§ **Aim**:
State how many lines hold the string "xuất". Give the number and nothing else.

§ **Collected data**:
★ ★ ★ ★ ★

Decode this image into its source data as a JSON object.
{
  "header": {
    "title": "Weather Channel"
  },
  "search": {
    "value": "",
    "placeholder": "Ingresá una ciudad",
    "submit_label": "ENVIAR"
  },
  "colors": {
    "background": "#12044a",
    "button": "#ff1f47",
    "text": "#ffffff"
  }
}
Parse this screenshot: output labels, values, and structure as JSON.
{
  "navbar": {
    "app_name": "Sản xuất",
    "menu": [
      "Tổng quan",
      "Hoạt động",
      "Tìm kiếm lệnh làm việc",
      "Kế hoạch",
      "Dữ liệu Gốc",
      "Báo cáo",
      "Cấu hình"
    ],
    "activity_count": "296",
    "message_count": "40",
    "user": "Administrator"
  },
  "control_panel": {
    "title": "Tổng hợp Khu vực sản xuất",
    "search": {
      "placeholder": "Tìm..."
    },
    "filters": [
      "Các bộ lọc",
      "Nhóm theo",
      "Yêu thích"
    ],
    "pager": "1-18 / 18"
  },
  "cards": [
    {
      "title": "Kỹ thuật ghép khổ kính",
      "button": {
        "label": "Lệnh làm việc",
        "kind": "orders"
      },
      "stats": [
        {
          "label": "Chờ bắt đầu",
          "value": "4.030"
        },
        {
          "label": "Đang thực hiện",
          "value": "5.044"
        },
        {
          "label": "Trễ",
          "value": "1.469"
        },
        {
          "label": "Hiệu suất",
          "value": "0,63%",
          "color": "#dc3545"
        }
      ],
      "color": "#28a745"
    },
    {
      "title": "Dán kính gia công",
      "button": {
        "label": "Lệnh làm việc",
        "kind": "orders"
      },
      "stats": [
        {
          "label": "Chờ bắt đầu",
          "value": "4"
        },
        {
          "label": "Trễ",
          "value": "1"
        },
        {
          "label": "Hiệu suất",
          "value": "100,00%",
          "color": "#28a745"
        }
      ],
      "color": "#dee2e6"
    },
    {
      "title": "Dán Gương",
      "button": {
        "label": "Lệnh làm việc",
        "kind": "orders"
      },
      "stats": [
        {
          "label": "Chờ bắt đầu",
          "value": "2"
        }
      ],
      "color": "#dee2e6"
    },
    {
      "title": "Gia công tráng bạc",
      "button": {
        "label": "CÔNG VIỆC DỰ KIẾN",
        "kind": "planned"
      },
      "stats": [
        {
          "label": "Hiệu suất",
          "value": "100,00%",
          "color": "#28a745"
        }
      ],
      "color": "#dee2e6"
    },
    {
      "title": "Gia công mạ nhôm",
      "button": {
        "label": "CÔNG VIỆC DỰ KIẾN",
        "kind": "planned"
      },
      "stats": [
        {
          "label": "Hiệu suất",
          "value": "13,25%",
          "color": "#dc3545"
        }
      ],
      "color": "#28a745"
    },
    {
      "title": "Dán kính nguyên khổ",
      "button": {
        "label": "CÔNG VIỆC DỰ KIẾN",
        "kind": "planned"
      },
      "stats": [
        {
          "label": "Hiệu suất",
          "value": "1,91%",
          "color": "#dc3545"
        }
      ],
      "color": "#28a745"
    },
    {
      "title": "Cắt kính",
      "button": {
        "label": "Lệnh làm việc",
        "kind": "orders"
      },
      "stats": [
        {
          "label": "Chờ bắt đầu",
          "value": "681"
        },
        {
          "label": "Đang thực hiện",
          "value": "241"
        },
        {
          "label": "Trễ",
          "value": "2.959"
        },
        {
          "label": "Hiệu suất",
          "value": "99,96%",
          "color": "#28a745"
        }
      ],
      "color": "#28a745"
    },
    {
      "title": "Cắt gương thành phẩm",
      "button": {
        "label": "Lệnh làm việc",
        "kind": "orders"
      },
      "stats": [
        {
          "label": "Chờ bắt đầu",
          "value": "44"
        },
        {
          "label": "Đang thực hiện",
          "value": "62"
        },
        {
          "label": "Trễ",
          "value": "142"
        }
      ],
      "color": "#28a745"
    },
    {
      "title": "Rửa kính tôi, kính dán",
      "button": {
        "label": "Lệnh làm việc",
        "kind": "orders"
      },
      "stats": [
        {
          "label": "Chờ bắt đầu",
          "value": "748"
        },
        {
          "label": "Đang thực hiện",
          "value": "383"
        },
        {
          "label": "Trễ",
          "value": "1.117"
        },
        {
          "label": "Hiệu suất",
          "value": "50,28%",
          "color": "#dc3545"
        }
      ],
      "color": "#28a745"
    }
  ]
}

★ ★ ★ ★ ★

§ **Solution to the exercise**:
2